_Stated exercise:_
Only a number is wanted: the count of lines in this listing that contain "title".

--- begin ---

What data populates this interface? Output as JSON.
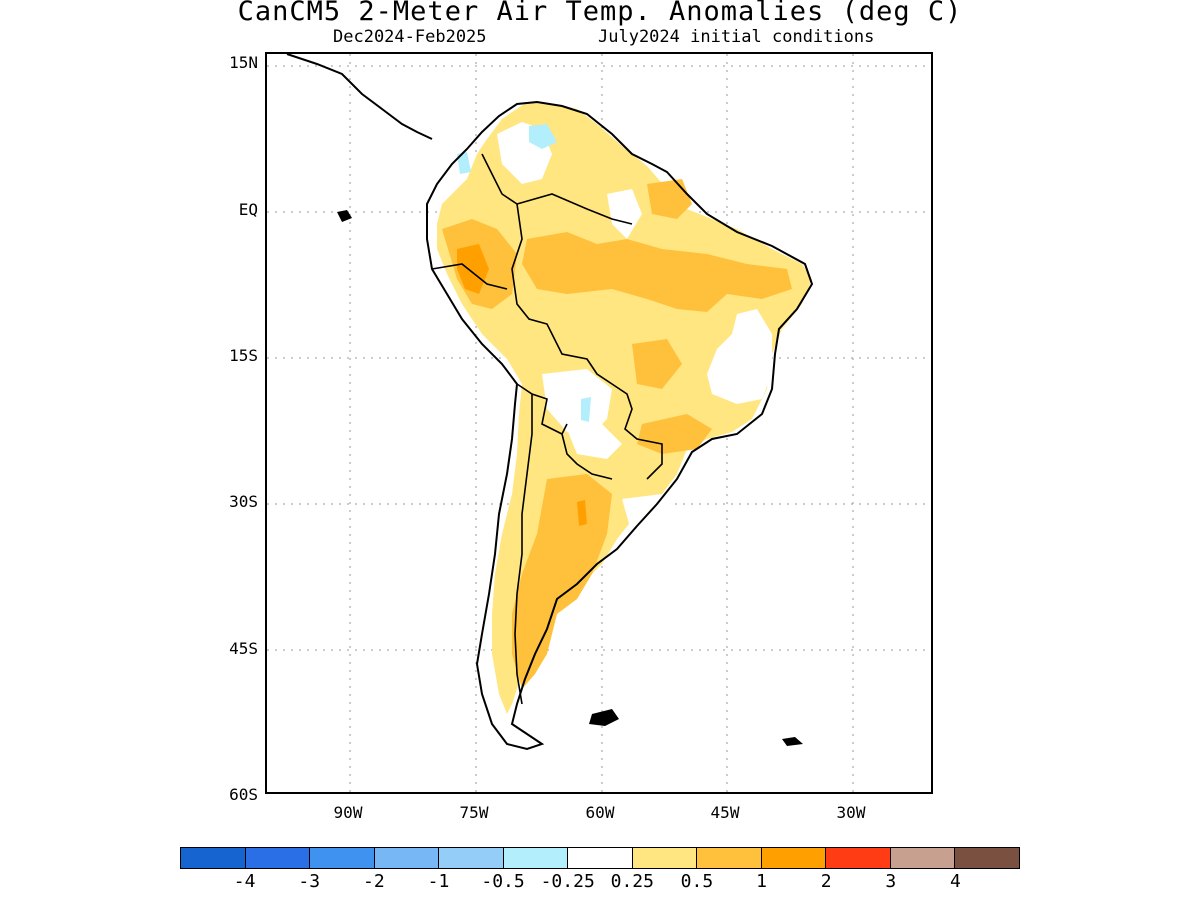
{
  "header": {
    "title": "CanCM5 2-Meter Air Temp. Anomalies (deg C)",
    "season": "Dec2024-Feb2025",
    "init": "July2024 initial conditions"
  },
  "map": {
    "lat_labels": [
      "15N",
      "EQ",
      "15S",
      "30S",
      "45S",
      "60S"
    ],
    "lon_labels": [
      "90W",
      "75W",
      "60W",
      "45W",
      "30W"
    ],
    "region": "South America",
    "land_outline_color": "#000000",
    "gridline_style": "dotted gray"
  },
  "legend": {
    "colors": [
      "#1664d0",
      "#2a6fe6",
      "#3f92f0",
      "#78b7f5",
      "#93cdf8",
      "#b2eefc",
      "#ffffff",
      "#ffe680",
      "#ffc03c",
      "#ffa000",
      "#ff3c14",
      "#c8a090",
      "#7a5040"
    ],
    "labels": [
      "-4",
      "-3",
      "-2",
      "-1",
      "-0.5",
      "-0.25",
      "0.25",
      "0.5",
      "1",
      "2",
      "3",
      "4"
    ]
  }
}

--- end ---
--- begin ---

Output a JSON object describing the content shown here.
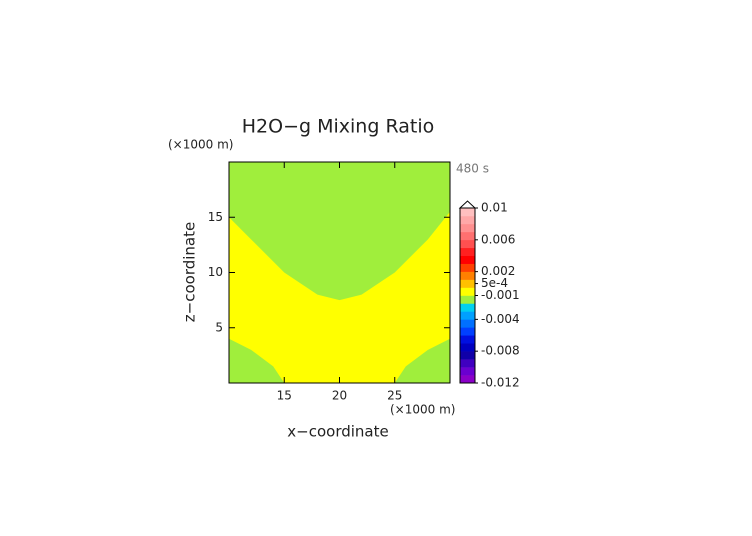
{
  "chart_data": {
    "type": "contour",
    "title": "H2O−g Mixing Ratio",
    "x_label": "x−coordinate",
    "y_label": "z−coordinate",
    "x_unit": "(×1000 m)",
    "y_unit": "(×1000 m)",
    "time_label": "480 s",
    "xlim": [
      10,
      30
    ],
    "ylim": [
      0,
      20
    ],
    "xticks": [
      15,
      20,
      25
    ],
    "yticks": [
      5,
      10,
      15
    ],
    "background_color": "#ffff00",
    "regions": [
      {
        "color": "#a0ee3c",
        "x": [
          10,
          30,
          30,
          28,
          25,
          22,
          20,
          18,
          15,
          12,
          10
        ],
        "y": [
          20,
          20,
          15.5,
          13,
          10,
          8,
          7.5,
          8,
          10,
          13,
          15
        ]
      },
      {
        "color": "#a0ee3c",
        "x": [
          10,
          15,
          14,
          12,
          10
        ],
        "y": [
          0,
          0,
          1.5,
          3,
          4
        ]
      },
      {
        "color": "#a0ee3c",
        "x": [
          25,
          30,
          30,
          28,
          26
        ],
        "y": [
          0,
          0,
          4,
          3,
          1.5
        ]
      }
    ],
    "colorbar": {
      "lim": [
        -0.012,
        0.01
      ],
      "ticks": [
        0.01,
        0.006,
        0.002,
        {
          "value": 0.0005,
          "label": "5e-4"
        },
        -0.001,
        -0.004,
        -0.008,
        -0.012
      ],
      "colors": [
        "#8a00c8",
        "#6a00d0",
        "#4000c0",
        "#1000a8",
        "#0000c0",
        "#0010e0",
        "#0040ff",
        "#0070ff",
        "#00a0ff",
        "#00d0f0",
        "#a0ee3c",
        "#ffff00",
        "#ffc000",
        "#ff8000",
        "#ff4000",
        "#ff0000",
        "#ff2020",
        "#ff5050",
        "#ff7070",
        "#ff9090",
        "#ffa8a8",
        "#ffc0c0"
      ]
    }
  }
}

--- end ---

_Worked solution:_
2